• [DIRECTIONS] Please present the lines below as a numbered list, skipping any blank ones.
§ §
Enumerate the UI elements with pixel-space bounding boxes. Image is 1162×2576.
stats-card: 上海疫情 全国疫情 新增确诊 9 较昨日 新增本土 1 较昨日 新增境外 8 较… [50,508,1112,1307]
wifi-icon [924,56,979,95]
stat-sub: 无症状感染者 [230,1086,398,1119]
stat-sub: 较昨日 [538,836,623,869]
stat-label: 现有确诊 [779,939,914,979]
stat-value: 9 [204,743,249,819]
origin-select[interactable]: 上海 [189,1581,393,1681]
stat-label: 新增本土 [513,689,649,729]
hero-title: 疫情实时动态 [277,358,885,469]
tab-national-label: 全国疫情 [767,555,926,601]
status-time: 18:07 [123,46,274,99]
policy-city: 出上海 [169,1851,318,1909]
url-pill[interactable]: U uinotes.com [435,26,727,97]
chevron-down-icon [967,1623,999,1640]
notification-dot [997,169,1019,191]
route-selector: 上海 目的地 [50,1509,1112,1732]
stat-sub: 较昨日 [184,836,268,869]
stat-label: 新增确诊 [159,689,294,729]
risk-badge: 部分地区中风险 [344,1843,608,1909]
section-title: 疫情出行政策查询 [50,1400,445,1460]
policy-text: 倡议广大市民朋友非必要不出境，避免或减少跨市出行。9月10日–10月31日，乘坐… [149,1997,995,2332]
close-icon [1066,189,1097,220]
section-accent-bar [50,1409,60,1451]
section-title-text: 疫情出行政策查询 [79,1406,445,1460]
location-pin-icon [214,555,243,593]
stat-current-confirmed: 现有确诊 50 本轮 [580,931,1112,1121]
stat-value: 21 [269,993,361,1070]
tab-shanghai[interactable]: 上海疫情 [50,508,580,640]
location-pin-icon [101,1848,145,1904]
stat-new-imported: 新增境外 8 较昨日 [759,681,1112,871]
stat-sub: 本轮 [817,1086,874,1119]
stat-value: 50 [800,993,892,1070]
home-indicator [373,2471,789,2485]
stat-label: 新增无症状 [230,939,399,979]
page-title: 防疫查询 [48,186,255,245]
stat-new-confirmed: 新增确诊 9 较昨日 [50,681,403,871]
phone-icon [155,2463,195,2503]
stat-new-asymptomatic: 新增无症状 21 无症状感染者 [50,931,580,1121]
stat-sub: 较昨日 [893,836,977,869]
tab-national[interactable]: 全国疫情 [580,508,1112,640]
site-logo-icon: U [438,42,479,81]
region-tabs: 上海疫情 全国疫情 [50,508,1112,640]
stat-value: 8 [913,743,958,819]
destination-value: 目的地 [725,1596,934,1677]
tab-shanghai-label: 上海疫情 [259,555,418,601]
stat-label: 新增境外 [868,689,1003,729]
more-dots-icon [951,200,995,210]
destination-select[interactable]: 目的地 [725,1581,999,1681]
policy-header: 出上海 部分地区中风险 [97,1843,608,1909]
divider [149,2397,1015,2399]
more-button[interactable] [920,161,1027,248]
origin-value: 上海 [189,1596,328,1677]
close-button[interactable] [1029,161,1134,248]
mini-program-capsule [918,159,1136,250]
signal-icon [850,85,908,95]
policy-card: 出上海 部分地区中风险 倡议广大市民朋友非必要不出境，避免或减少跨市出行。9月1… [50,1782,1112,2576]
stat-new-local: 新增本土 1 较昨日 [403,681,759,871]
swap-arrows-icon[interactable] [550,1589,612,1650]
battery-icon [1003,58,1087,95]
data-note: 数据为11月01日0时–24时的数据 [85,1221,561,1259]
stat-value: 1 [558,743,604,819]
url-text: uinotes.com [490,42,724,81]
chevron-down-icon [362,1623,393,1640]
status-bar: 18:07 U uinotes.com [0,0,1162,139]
§ §
• [RESULT OF THE TASK]
1. Enumerate the UI elements with pixel-space bounding boxes. Image is 1162×2576.
2. stats-card: 上海疫情 全国疫情 新增确诊 9 较昨日 新增本土 1 较昨日 新增境外 8 较… [50,508,1112,1307]
3. wifi-icon [924,56,979,95]
4. stat-sub: 无症状感染者 [230,1086,398,1119]
5. stat-sub: 较昨日 [538,836,623,869]
6. stat-label: 现有确诊 [779,939,914,979]
7. stat-value: 9 [204,743,249,819]
8. origin-select[interactable]: 上海 [189,1581,393,1681]
9. stat-label: 新增本土 [513,689,649,729]
10. hero-title: 疫情实时动态 [277,358,885,469]
11. tab-national-label: 全国疫情 [767,555,926,601]
12. status-time: 18:07 [123,46,274,99]
13. policy-city: 出上海 [169,1851,318,1909]
14. url-pill[interactable]: U uinotes.com [435,26,727,97]
15. chevron-down-icon [967,1623,999,1640]
16. notification-dot [997,169,1019,191]
17. route-selector: 上海 目的地 [50,1509,1112,1732]
18. stat-sub: 较昨日 [184,836,268,869]
19. stat-label: 新增确诊 [159,689,294,729]
20. risk-badge: 部分地区中风险 [344,1843,608,1909]
21. section-title: 疫情出行政策查询 [50,1400,445,1460]
22. policy-text: 倡议广大市民朋友非必要不出境，避免或减少跨市出行。9月10日–10月31日，乘坐… [149,1997,995,2332]
23. close-icon [1066,189,1097,220]
24. section-accent-bar [50,1409,60,1451]
25. section-title-text: 疫情出行政策查询 [79,1406,445,1460]
26. location-pin-icon [214,555,243,593]
27. stat-current-confirmed: 现有确诊 50 本轮 [580,931,1112,1121]
28. stat-value: 21 [269,993,361,1070]
29. tab-shanghai[interactable]: 上海疫情 [50,508,580,640]
30. location-pin-icon [101,1848,145,1904]
31. stat-new-imported: 新增境外 8 较昨日 [759,681,1112,871]
32. stat-sub: 本轮 [817,1086,874,1119]
33. stat-value: 50 [800,993,892,1070]
34. home-indicator [373,2471,789,2485]
35. stat-label: 新增无症状 [230,939,399,979]
36. page-title: 防疫查询 [48,186,255,245]
37. stat-new-confirmed: 新增确诊 9 较昨日 [50,681,403,871]
38. phone-icon [155,2463,195,2503]
39. stat-new-asymptomatic: 新增无症状 21 无症状感染者 [50,931,580,1121]
40. stat-sub: 较昨日 [893,836,977,869]
41. tab-national[interactable]: 全国疫情 [580,508,1112,640]
42. site-logo-icon: U [438,42,479,81]
43. region-tabs: 上海疫情 全国疫情 [50,508,1112,640]
44. stat-value: 8 [913,743,958,819]
45. destination-value: 目的地 [725,1596,934,1677]
46. tab-shanghai-label: 上海疫情 [259,555,418,601]
47. stat-label: 新增境外 [868,689,1003,729]
48. more-dots-icon [951,200,995,210]
49. destination-select[interactable]: 目的地 [725,1581,999,1681]
50. policy-header: 出上海 部分地区中风险 [97,1843,608,1909]
51. divider [149,2397,1015,2399]
52. more-button[interactable] [920,161,1027,248]
53. origin-value: 上海 [189,1596,328,1677]
54. close-button[interactable] [1029,161,1134,248]
55. mini-program-capsule [918,159,1136,250]
56. signal-icon [850,85,908,95]
57. policy-card: 出上海 部分地区中风险 倡议广大市民朋友非必要不出境，避免或减少跨市出行。9月1… [50,1782,1112,2576]
58. stat-new-local: 新增本土 1 较昨日 [403,681,759,871]
59. swap-arrows-icon[interactable] [550,1589,612,1650]
60. battery-icon [1003,58,1087,95]
61. data-note: 数据为11月01日0时–24时的数据 [85,1221,561,1259]
62. stat-value: 1 [558,743,604,819]
63. url-text: uinotes.com [490,42,724,81]
64. chevron-down-icon [362,1623,393,1640]
65. status-bar: 18:07 U uinotes.com [0,0,1162,139]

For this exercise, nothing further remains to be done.